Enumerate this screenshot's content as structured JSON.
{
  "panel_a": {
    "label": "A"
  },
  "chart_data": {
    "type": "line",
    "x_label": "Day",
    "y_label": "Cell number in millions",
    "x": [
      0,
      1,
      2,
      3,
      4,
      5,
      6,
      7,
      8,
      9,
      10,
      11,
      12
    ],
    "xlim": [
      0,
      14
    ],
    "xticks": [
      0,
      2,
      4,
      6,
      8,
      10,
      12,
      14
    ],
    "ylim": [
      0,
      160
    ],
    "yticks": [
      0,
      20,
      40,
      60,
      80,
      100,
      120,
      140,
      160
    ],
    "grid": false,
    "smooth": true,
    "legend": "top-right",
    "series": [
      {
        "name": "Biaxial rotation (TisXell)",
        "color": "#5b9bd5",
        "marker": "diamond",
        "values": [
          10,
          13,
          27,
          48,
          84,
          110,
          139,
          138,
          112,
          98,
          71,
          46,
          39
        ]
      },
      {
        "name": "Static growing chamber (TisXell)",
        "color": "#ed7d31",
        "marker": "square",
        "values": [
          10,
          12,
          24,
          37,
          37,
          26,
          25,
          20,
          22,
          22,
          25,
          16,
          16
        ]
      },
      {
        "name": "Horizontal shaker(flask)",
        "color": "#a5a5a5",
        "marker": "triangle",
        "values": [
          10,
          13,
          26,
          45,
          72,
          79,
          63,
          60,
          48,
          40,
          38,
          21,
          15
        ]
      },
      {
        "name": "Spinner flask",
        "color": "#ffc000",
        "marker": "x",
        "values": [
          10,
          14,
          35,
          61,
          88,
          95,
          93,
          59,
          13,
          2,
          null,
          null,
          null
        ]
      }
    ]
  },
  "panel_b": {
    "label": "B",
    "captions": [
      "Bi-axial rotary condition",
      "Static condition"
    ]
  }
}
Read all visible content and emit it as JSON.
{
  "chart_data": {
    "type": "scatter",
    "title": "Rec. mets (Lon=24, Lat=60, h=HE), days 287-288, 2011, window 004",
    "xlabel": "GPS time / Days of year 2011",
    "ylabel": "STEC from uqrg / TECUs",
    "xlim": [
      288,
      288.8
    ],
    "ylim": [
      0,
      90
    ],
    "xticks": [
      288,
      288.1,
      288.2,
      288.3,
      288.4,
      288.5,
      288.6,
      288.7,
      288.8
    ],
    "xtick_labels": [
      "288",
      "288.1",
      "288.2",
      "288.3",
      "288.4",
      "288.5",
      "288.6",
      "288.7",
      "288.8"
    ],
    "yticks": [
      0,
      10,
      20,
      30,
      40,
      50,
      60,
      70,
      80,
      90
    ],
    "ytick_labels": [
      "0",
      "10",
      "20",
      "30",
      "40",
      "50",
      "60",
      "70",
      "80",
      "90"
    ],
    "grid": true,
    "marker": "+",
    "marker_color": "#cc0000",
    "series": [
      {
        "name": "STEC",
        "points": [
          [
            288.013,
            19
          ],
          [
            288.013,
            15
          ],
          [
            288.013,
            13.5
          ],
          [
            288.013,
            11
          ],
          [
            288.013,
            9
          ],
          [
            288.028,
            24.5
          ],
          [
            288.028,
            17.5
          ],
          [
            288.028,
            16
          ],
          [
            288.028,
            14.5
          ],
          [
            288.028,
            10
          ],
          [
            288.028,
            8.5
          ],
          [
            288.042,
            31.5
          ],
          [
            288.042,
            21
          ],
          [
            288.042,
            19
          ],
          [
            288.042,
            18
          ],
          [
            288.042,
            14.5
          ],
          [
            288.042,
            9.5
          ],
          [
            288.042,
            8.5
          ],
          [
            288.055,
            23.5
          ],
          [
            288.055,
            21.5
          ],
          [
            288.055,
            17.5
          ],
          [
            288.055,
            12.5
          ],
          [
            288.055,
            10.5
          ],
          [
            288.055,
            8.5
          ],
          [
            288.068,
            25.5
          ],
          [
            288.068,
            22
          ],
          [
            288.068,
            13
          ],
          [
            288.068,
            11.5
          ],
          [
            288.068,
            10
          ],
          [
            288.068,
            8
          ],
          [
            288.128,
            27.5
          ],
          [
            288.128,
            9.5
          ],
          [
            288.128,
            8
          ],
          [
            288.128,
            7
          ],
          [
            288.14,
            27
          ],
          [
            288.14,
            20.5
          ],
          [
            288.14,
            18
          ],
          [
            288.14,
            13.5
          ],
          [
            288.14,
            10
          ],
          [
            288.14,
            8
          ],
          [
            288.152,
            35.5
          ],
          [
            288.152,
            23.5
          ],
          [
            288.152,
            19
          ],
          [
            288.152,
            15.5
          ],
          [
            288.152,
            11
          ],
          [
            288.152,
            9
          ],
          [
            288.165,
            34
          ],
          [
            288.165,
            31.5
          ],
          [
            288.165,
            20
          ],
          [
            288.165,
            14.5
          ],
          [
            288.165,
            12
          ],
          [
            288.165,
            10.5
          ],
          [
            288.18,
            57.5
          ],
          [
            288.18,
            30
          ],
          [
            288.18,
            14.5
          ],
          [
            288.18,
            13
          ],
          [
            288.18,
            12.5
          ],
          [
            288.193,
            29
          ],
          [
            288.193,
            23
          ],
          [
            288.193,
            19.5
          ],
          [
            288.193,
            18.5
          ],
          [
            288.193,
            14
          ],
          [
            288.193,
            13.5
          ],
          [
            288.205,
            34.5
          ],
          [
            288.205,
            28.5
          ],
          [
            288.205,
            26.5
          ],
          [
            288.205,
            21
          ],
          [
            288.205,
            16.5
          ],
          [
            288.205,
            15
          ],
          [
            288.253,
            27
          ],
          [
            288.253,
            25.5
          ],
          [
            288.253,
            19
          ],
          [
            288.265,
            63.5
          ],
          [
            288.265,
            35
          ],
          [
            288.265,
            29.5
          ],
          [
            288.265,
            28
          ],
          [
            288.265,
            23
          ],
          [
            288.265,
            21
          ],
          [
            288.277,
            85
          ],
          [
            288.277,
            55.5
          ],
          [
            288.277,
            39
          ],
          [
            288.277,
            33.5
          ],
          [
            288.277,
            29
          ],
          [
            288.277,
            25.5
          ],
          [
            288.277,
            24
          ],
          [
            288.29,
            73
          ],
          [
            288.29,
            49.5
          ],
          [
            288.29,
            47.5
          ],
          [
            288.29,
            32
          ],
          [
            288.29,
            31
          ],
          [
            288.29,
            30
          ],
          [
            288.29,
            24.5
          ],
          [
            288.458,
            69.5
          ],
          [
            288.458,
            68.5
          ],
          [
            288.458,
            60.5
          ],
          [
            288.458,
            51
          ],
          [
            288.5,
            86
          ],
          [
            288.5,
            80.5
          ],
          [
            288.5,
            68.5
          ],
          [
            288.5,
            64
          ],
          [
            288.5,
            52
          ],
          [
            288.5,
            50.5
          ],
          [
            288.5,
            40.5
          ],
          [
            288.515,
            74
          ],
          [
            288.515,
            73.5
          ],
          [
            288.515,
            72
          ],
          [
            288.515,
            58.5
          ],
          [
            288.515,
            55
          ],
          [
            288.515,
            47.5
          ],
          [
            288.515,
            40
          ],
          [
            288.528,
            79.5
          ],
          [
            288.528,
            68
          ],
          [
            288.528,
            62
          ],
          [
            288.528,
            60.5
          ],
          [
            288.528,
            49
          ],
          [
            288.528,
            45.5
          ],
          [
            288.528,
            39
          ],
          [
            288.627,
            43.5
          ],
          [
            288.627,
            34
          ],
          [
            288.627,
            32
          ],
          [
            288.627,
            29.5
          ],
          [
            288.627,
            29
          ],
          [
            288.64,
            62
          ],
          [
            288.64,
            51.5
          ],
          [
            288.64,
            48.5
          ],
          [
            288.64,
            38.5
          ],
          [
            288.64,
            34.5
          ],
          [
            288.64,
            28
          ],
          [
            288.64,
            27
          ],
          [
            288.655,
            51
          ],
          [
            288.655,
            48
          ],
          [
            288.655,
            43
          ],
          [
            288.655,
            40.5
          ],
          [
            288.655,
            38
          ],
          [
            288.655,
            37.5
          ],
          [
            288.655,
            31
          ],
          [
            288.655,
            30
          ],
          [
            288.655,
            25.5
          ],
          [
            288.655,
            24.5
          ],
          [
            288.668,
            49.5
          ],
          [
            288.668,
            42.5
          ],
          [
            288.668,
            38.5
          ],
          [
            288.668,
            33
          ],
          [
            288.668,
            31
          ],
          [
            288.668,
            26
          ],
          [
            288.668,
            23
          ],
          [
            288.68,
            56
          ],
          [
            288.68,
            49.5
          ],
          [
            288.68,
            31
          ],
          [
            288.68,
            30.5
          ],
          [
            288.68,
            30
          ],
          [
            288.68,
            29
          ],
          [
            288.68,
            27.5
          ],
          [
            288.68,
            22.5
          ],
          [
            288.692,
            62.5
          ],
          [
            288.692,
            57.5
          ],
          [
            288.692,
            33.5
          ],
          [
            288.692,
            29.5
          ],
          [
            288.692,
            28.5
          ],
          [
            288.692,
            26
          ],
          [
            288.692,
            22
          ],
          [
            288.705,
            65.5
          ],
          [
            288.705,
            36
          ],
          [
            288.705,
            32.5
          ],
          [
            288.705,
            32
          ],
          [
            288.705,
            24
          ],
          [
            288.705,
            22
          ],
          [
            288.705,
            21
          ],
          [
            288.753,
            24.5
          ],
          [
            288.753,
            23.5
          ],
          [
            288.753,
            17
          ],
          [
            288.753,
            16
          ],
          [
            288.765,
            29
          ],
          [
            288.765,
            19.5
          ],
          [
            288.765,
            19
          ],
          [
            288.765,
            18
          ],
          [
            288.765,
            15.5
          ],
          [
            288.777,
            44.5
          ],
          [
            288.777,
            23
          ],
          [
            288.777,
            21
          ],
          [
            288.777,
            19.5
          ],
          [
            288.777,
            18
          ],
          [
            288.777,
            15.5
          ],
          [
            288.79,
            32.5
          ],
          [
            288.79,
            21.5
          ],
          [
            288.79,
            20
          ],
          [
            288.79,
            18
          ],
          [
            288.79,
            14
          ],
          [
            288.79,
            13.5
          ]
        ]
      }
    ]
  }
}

◆ What is needed ◆
Pull out every line of the entries that includes the word "condition".

◆ Response below ◆
      "Bi-axial rotary condition",
      "Static condition"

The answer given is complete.